### [EXERCISE DIRECTIONS]
Quote every entry word for word.

-- START OF DATA LISTING --

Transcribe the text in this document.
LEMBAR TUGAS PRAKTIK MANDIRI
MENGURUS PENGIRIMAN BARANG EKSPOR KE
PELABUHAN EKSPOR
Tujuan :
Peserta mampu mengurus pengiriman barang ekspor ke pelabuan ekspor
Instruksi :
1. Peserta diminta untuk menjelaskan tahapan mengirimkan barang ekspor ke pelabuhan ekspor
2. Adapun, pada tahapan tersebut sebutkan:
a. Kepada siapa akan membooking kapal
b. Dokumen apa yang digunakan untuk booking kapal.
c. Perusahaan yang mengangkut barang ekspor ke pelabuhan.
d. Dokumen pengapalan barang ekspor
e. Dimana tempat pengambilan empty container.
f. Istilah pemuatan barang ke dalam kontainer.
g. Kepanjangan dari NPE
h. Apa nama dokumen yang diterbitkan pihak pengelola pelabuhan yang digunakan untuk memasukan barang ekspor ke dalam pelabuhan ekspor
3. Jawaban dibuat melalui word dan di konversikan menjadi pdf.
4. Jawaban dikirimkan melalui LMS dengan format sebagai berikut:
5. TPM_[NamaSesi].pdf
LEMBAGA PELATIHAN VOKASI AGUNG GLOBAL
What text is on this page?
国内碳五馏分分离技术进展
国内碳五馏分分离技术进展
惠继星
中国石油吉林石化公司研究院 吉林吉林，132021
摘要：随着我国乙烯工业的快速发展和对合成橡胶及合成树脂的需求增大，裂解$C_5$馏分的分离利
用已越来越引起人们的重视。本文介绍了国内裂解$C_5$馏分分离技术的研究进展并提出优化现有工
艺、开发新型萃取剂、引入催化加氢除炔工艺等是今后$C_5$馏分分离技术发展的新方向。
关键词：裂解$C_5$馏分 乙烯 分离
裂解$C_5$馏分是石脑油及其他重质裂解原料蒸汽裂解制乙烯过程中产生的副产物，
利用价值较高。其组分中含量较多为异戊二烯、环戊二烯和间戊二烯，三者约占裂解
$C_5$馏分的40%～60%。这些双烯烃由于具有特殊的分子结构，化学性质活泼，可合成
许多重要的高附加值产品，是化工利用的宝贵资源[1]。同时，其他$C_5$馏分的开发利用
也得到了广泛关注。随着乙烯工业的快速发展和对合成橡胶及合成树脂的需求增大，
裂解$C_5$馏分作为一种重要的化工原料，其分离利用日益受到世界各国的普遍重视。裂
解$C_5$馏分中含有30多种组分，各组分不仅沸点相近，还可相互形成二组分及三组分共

-- END OF DATA LISTING --

### [WRITTEN ANSWER]
Transcribe the text in this document.
LEMBAR TUGAS PRAKTIK MANDIRI
MENGURUS PENGIRIMAN BARANG EKSPOR KE
PELABUHAN EKSPOR
Tujuan :
Peserta mampu mengurus pengiriman barang ekspor ke pelabuan ekspor
Instruksi :
1. Peserta diminta untuk menjelaskan tahapan mengirimkan barang ekspor ke pelabuhan ekspor
2. Adapun, pada tahapan tersebut sebutkan:
a. Kepada siapa akan membooking kapal
b. Dokumen apa yang digunakan untuk booking kapal.
c. Perusahaan yang mengangkut barang ekspor ke pelabuhan.
d. Dokumen pengapalan barang ekspor
e. Dimana tempat pengambilan empty container.
f. Istilah pemuatan barang ke dalam kontainer.
g. Kepanjangan dari NPE
h. Apa nama dokumen yang diterbitkan pihak pengelola pelabuhan yang digunakan untuk memasukan barang ekspor ke dalam pelabuhan ekspor
3. Jawaban dibuat melalui word dan di konversikan menjadi pdf.
4. Jawaban dikirimkan melalui LMS dengan format sebagai berikut:
5. TPM_[NamaSesi].pdf
LEMBAGA PELATIHAN VOKASI AGUNG GLOBAL
What text is on this page?
国内碳五馏分分离技术进展
国内碳五馏分分离技术进展
惠继星
中国石油吉林石化公司研究院 吉林吉林，132021
摘要：随着我国乙烯工业的快速发展和对合成橡胶及合成树脂的需求增大，裂解$C_5$馏分的分离利
用已越来越引起人们的重视。本文介绍了国内裂解$C_5$馏分分离技术的研究进展并提出优化现有工
艺、开发新型萃取剂、引入催化加氢除炔工艺等是今后$C_5$馏分分离技术发展的新方向。
关键词：裂解$C_5$馏分 乙烯 分离
裂解$C_5$馏分是石脑油及其他重质裂解原料蒸汽裂解制乙烯过程中产生的副产物，
利用价值较高。其组分中含量较多为异戊二烯、环戊二烯和间戊二烯，三者约占裂解
$C_5$馏分的40%～60%。这些双烯烃由于具有特殊的分子结构，化学性质活泼，可合成
许多重要的高附加值产品，是化工利用的宝贵资源[1]。同时，其他$C_5$馏分的开发利用
也得到了广泛关注。随着乙烯工业的快速发展和对合成橡胶及合成树脂的需求增大，
裂解$C_5$馏分作为一种重要的化工原料，其分离利用日益受到世界各国的普遍重视。裂
解$C_5$馏分中含有30多种组分，各组分不仅沸点相近，还可相互形成二组分及三组分共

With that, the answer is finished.